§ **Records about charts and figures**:
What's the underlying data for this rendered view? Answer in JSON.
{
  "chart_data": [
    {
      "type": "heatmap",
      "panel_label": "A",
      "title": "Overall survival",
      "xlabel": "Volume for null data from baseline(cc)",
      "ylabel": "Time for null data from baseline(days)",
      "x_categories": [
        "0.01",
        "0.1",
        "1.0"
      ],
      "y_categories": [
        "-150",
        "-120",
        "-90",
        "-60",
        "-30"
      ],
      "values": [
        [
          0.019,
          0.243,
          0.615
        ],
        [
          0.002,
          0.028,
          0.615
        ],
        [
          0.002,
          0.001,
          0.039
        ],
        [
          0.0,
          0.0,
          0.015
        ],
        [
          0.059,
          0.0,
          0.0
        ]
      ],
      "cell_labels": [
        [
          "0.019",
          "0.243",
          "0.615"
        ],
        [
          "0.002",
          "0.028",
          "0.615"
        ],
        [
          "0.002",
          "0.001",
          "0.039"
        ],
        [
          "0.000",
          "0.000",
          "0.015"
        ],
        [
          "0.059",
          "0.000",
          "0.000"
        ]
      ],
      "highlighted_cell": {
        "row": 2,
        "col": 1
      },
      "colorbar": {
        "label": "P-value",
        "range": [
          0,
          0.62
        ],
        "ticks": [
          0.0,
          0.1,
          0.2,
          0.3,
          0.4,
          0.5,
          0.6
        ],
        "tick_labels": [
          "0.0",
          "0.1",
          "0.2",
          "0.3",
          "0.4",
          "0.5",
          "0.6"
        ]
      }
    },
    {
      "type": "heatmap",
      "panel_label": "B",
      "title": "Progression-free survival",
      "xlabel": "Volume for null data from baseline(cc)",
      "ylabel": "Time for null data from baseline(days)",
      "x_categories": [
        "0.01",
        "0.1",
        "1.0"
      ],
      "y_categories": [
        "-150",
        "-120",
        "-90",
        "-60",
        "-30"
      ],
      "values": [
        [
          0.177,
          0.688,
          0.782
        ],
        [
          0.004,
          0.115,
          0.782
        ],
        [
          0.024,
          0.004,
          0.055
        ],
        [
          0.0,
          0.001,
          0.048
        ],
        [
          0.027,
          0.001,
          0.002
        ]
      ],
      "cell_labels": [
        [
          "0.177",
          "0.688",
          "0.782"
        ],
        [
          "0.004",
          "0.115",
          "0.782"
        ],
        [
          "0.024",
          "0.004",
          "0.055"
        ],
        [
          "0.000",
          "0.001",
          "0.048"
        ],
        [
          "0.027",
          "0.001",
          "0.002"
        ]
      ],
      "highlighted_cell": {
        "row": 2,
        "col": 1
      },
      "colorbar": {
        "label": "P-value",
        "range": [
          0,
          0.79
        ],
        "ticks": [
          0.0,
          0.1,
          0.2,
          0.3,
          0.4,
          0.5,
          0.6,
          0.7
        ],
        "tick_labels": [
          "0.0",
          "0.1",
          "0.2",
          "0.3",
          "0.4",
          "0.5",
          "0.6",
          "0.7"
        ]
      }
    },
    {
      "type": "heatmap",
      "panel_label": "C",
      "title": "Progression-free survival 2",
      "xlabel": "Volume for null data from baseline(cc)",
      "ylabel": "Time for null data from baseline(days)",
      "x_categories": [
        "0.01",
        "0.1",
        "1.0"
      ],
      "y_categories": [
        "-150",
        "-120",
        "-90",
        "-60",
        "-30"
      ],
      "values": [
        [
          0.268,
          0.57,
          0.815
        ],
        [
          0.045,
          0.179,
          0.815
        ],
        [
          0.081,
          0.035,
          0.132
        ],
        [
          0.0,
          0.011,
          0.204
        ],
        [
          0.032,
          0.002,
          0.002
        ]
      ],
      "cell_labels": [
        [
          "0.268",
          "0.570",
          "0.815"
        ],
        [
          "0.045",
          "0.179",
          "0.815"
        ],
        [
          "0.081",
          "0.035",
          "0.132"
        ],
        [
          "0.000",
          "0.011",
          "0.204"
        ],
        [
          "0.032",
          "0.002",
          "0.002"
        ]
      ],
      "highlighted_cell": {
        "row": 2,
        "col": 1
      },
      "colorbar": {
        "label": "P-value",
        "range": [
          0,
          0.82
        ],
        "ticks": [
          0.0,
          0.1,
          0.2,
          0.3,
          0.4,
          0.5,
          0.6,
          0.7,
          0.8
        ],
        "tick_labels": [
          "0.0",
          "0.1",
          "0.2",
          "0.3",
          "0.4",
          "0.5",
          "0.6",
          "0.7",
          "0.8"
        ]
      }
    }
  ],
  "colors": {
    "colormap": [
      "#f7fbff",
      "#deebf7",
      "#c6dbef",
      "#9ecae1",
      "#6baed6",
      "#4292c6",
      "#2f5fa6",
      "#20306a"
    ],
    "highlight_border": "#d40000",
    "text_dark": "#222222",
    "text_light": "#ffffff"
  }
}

§ **YOUR GOAL**:
Print out every record again, exactly and in full.

§ **TASK RESPONSE**:
What's the underlying data for this rendered view? Answer in JSON.
{
  "chart_data": [
    {
      "type": "heatmap",
      "panel_label": "A",
      "title": "Overall survival",
      "xlabel": "Volume for null data from baseline(cc)",
      "ylabel": "Time for null data from baseline(days)",
      "x_categories": [
        "0.01",
        "0.1",
        "1.0"
      ],
      "y_categories": [
        "-150",
        "-120",
        "-90",
        "-60",
        "-30"
      ],
      "values": [
        [
          0.019,
          0.243,
          0.615
        ],
        [
          0.002,
          0.028,
          0.615
        ],
        [
          0.002,
          0.001,
          0.039
        ],
        [
          0.0,
          0.0,
          0.015
        ],
        [
          0.059,
          0.0,
          0.0
        ]
      ],
      "cell_labels": [
        [
          "0.019",
          "0.243",
          "0.615"
        ],
        [
          "0.002",
          "0.028",
          "0.615"
        ],
        [
          "0.002",
          "0.001",
          "0.039"
        ],
        [
          "0.000",
          "0.000",
          "0.015"
        ],
        [
          "0.059",
          "0.000",
          "0.000"
        ]
      ],
      "highlighted_cell": {
        "row": 2,
        "col": 1
      },
      "colorbar": {
        "label": "P-value",
        "range": [
          0,
          0.62
        ],
        "ticks": [
          0.0,
          0.1,
          0.2,
          0.3,
          0.4,
          0.5,
          0.6
        ],
        "tick_labels": [
          "0.0",
          "0.1",
          "0.2",
          "0.3",
          "0.4",
          "0.5",
          "0.6"
        ]
      }
    },
    {
      "type": "heatmap",
      "panel_label": "B",
      "title": "Progression-free survival",
      "xlabel": "Volume for null data from baseline(cc)",
      "ylabel": "Time for null data from baseline(days)",
      "x_categories": [
        "0.01",
        "0.1",
        "1.0"
      ],
      "y_categories": [
        "-150",
        "-120",
        "-90",
        "-60",
        "-30"
      ],
      "values": [
        [
          0.177,
          0.688,
          0.782
        ],
        [
          0.004,
          0.115,
          0.782
        ],
        [
          0.024,
          0.004,
          0.055
        ],
        [
          0.0,
          0.001,
          0.048
        ],
        [
          0.027,
          0.001,
          0.002
        ]
      ],
      "cell_labels": [
        [
          "0.177",
          "0.688",
          "0.782"
        ],
        [
          "0.004",
          "0.115",
          "0.782"
        ],
        [
          "0.024",
          "0.004",
          "0.055"
        ],
        [
          "0.000",
          "0.001",
          "0.048"
        ],
        [
          "0.027",
          "0.001",
          "0.002"
        ]
      ],
      "highlighted_cell": {
        "row": 2,
        "col": 1
      },
      "colorbar": {
        "label": "P-value",
        "range": [
          0,
          0.79
        ],
        "ticks": [
          0.0,
          0.1,
          0.2,
          0.3,
          0.4,
          0.5,
          0.6,
          0.7
        ],
        "tick_labels": [
          "0.0",
          "0.1",
          "0.2",
          "0.3",
          "0.4",
          "0.5",
          "0.6",
          "0.7"
        ]
      }
    },
    {
      "type": "heatmap",
      "panel_label": "C",
      "title": "Progression-free survival 2",
      "xlabel": "Volume for null data from baseline(cc)",
      "ylabel": "Time for null data from baseline(days)",
      "x_categories": [
        "0.01",
        "0.1",
        "1.0"
      ],
      "y_categories": [
        "-150",
        "-120",
        "-90",
        "-60",
        "-30"
      ],
      "values": [
        [
          0.268,
          0.57,
          0.815
        ],
        [
          0.045,
          0.179,
          0.815
        ],
        [
          0.081,
          0.035,
          0.132
        ],
        [
          0.0,
          0.011,
          0.204
        ],
        [
          0.032,
          0.002,
          0.002
        ]
      ],
      "cell_labels": [
        [
          "0.268",
          "0.570",
          "0.815"
        ],
        [
          "0.045",
          "0.179",
          "0.815"
        ],
        [
          "0.081",
          "0.035",
          "0.132"
        ],
        [
          "0.000",
          "0.011",
          "0.204"
        ],
        [
          "0.032",
          "0.002",
          "0.002"
        ]
      ],
      "highlighted_cell": {
        "row": 2,
        "col": 1
      },
      "colorbar": {
        "label": "P-value",
        "range": [
          0,
          0.82
        ],
        "ticks": [
          0.0,
          0.1,
          0.2,
          0.3,
          0.4,
          0.5,
          0.6,
          0.7,
          0.8
        ],
        "tick_labels": [
          "0.0",
          "0.1",
          "0.2",
          "0.3",
          "0.4",
          "0.5",
          "0.6",
          "0.7",
          "0.8"
        ]
      }
    }
  ],
  "colors": {
    "colormap": [
      "#f7fbff",
      "#deebf7",
      "#c6dbef",
      "#9ecae1",
      "#6baed6",
      "#4292c6",
      "#2f5fa6",
      "#20306a"
    ],
    "highlight_border": "#d40000",
    "text_dark": "#222222",
    "text_light": "#ffffff"
  }
}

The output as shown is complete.